BEGIN Excerpt to read

Friday, February 12, 2016

I saw my baby die.

I saw my baby die. He had just come out of surgery the day before, and was moved from the NICU down to the surgery floor, which meant he was doing well. After a day of chaos, things felt like they were starting to settle down and maybe I could breathe again.

I had just laid my head down to sleep for the night when alarms started going off. I looked up at the monitor to see my baby’s heart rate and oxygen levels dropping. It didn’t take long before 2 nurses were in my room, and they were able to get his vitals back to normal.

His nurse and the charge nurse were standing guard over his crib debating what might have caused his vitals to drop when it happened again. Suddenly, my room was alive with activity. An emergency team was called to my son’s room to determine the cause for my baby’s feeble hold on life, and a young man was struggling to attach EKG leads onto my baby’s soft skin. After a third crash of his heart rate and oxygen level, the team determined that he was overly sensitive to his morphine. They turned off his pain killers and the NICU reclaimed custody of my baby boy again.

We had not been back to the NICU for 20 minutes when the alarms went off again. Unlike the Surgery floor, where parents have a bed to sleep near their little one, the NICU offers tiny rooms filled with large machines to keep the delicate babies alive. I was quickly pushed outside my son’s room while a team moved into action. His little body turned purple and went stiff as he conceded his grip on life. A respiratory therapist waved an oxygen mask in his face to try to “wake” him, but to my eyes he looked dead already. I had learned a little in the past few hours and could see that my baby’s oxygen level was down to 22%.
Skin to skin with Lil O inside my tank top.

I couldn’t do a damn thing. Except stand outside his doorway sobbing and pleading with God to bring my baby back. A nearby nurse held me and tried to explain what the team was doing to resuscitate him. I heard some of what she said.

END Excerpt to read
BEGIN Source data

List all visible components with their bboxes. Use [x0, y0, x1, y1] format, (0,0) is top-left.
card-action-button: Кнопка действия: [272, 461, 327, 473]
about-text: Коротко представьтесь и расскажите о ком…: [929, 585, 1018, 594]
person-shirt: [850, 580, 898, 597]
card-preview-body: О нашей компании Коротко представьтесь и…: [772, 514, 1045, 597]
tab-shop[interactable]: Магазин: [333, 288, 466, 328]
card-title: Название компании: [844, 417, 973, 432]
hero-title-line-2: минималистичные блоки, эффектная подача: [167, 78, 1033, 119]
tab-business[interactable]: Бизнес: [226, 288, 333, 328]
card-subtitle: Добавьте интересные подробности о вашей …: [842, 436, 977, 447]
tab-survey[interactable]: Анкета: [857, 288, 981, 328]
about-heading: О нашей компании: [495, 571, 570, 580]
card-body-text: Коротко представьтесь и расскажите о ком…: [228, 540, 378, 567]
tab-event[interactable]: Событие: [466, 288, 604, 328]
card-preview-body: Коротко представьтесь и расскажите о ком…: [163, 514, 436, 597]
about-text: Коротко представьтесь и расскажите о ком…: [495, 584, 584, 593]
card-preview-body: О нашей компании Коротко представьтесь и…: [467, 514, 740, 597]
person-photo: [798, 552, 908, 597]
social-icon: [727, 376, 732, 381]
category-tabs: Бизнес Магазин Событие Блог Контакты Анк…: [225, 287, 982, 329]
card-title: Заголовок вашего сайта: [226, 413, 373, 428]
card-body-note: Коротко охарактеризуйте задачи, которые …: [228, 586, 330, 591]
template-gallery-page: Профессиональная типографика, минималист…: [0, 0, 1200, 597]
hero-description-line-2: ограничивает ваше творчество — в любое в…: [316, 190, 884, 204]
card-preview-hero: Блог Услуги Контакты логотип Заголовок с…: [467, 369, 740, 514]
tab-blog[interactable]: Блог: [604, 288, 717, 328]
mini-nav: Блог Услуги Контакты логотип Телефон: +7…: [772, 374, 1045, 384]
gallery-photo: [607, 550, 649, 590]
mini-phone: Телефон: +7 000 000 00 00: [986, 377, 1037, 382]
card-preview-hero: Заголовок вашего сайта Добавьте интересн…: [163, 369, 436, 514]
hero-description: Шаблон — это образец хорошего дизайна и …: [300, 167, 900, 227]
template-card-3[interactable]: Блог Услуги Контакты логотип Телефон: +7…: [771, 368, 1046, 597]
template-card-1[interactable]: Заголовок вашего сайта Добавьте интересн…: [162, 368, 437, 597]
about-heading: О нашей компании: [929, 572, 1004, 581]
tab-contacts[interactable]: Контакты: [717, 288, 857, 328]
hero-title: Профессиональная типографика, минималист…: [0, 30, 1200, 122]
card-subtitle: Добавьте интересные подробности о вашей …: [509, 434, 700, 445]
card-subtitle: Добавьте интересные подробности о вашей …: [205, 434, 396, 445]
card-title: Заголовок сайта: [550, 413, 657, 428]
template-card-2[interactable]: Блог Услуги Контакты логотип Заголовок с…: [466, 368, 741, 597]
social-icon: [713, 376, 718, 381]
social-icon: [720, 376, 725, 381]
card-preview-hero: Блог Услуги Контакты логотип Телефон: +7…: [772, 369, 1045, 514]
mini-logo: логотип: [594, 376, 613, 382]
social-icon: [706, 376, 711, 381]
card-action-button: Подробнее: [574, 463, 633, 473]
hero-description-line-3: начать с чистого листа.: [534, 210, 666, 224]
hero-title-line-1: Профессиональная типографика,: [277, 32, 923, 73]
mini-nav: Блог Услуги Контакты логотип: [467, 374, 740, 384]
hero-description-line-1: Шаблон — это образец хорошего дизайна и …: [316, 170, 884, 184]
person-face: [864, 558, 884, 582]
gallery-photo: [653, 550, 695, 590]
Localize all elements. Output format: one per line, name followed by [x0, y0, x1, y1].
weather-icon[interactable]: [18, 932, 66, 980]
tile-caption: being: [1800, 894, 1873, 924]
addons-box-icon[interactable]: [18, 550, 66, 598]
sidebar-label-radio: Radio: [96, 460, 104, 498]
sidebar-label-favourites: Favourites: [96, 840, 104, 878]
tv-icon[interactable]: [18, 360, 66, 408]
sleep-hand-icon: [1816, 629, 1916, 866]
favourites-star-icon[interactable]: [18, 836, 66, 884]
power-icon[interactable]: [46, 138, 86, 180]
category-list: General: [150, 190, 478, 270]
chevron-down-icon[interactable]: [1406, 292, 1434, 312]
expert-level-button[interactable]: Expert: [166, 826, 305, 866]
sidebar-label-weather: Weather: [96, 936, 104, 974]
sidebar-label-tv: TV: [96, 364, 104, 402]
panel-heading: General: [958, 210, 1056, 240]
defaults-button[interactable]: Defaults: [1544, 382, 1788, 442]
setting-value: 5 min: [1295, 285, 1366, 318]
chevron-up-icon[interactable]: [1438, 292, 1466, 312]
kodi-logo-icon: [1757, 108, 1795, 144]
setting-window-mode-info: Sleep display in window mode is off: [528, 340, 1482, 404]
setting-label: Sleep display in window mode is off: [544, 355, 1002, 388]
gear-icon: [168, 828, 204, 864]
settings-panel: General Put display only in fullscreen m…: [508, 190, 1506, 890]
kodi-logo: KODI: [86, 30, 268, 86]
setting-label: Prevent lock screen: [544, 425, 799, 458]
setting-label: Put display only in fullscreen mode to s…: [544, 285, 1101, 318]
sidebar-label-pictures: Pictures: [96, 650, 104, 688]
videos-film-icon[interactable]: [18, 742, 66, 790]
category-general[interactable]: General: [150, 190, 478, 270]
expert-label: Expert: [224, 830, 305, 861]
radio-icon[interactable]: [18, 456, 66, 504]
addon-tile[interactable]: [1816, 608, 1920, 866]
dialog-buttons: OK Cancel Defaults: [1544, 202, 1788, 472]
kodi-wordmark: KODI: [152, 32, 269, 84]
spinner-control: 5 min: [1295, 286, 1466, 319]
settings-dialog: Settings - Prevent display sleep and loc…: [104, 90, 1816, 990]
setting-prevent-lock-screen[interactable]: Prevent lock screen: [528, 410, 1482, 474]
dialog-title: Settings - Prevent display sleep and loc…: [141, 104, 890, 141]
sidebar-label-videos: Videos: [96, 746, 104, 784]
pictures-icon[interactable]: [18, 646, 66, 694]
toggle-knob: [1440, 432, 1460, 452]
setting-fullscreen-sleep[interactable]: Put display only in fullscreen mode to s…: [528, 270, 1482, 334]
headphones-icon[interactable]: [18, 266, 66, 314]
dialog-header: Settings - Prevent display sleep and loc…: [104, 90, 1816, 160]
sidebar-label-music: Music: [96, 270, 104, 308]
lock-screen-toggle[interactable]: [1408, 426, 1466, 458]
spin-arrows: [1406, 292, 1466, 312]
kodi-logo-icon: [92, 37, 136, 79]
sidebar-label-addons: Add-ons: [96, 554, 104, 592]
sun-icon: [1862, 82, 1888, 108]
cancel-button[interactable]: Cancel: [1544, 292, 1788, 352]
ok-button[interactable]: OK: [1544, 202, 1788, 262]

END Source data

What you need to do:
In the hospital account, explain why the team turned off the baby's pain killers.

Reply to the task:
After his heart rate and oxygen level crashed a third time, the team determined that he was overly sensitive to his morphine, so they turned off his pain killers.